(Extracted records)

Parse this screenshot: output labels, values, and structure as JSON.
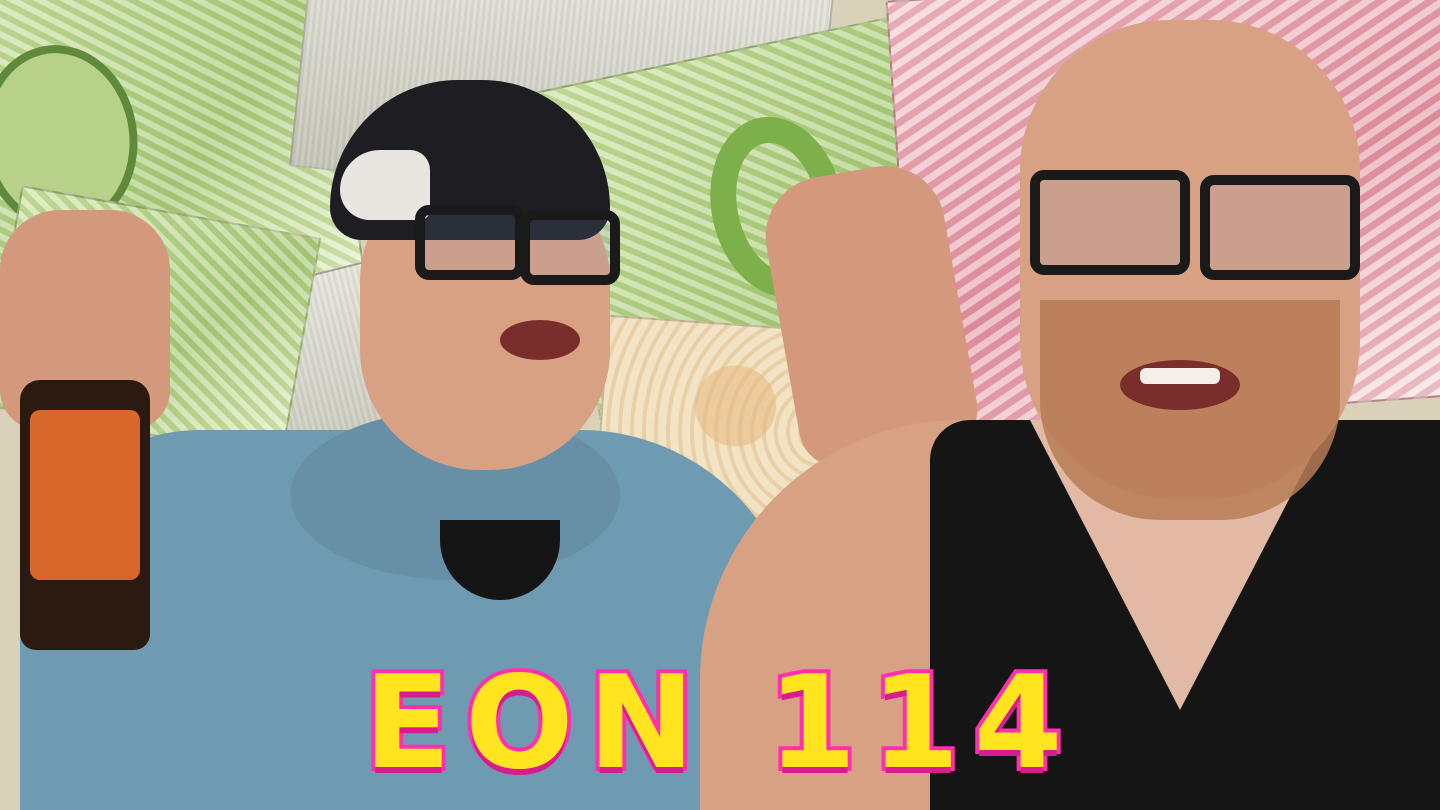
{
  "title": "EON 114",
  "colors": {
    "title_fill": "#ffe41f",
    "title_stroke": "#ff2fb0",
    "background_banknotes_green": "#a8c978",
    "background_banknotes_red": "#e39aa7",
    "hoodie": "#6f9bb2",
    "tank_top": "#151515"
  },
  "scene": {
    "background": "banknote-collage",
    "left_person": "man-in-cap-and-glasses-with-bottle",
    "right_person": "man-with-glasses-and-beard"
  }
}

Task requirements:
Omit the pictures, then output the rest of the listing exactly.

Written reply:
Parse this screenshot: output labels, values, and structure as JSON.
{
  "title": "EON 114",
  "colors": {
    "title_fill": "#ffe41f",
    "title_stroke": "#ff2fb0",
    "background_banknotes_green": "#a8c978",
    "background_banknotes_red": "#e39aa7",
    "hoodie": "#6f9bb2",
    "tank_top": "#151515"
  },
  "scene": {
    "background": "banknote-collage",
    "left_person": "man-in-cap-and-glasses-with-bottle",
    "right_person": "man-with-glasses-and-beard"
  }
}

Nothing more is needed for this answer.